◆ **Exercise details**:
Using the data below, copy every line that contains the word "mean".

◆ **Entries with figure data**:
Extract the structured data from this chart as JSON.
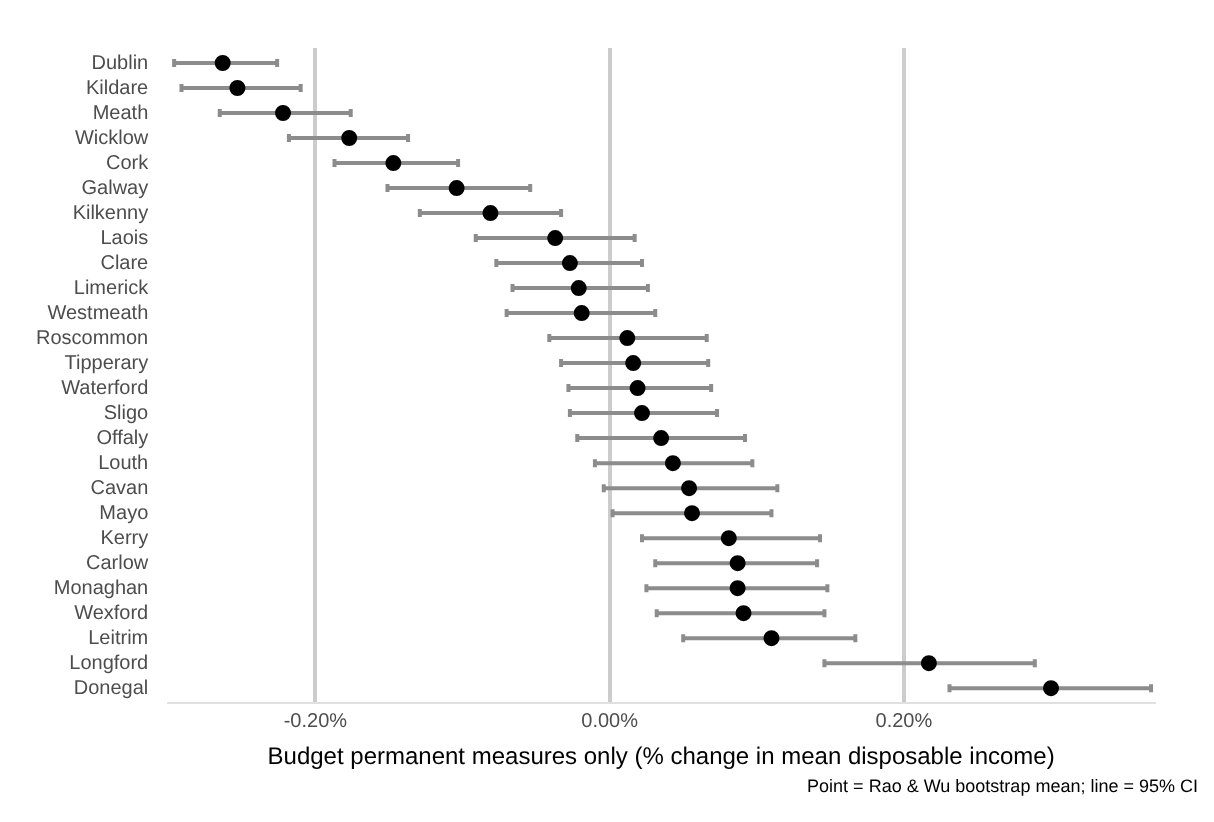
{
  "chart_data": {
    "type": "scatter",
    "orientation": "horizontal",
    "xlabel": "Budget permanent measures only (% change in mean disposable income)",
    "annotations": [
      "Point = Rao & Wu bootstrap mean; line = 95% CI"
    ],
    "categories": [
      "Dublin",
      "Kildare",
      "Meath",
      "Wicklow",
      "Cork",
      "Galway",
      "Kilkenny",
      "Laois",
      "Clare",
      "Limerick",
      "Westmeath",
      "Roscommon",
      "Tipperary",
      "Waterford",
      "Sligo",
      "Offaly",
      "Louth",
      "Cavan",
      "Mayo",
      "Kerry",
      "Carlow",
      "Monaghan",
      "Wexford",
      "Leitrim",
      "Longford",
      "Donegal"
    ],
    "series": [
      {
        "color": "#000000",
        "values": [
          -0.263,
          -0.253,
          -0.222,
          -0.177,
          -0.147,
          -0.104,
          -0.081,
          -0.037,
          -0.027,
          -0.021,
          -0.019,
          0.012,
          0.016,
          0.019,
          0.022,
          0.035,
          0.043,
          0.054,
          0.056,
          0.081,
          0.087,
          0.087,
          0.091,
          0.11,
          0.217,
          0.3
        ],
        "errors": [
          [
            -0.296,
            -0.226
          ],
          [
            -0.291,
            -0.21
          ],
          [
            -0.265,
            -0.176
          ],
          [
            -0.218,
            -0.137
          ],
          [
            -0.187,
            -0.103
          ],
          [
            -0.151,
            -0.054
          ],
          [
            -0.129,
            -0.033
          ],
          [
            -0.091,
            0.017
          ],
          [
            -0.077,
            0.022
          ],
          [
            -0.066,
            0.026
          ],
          [
            -0.07,
            0.031
          ],
          [
            -0.041,
            0.066
          ],
          [
            -0.033,
            0.067
          ],
          [
            -0.028,
            0.069
          ],
          [
            -0.027,
            0.073
          ],
          [
            -0.022,
            0.092
          ],
          [
            -0.01,
            0.097
          ],
          [
            -0.004,
            0.114
          ],
          [
            0.002,
            0.11
          ],
          [
            0.022,
            0.143
          ],
          [
            0.031,
            0.141
          ],
          [
            0.025,
            0.148
          ],
          [
            0.032,
            0.146
          ],
          [
            0.05,
            0.167
          ],
          [
            0.146,
            0.289
          ],
          [
            0.231,
            0.368
          ]
        ]
      }
    ],
    "xlim": [
      -0.3,
      0.37
    ],
    "xticks": [
      {
        "value": -0.2,
        "label": "-0.20%"
      },
      {
        "value": 0,
        "label": "0.00%"
      },
      {
        "value": 0.2,
        "label": "0.20%"
      }
    ],
    "grid": "x",
    "marker": "circle",
    "legend": false
  }
}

◆ **Exercise solution**:
    "xlabel": "Budget permanent measures only (% change in mean disposable income)",
      "Point = Rao & Wu bootstrap mean; line = 95% CI"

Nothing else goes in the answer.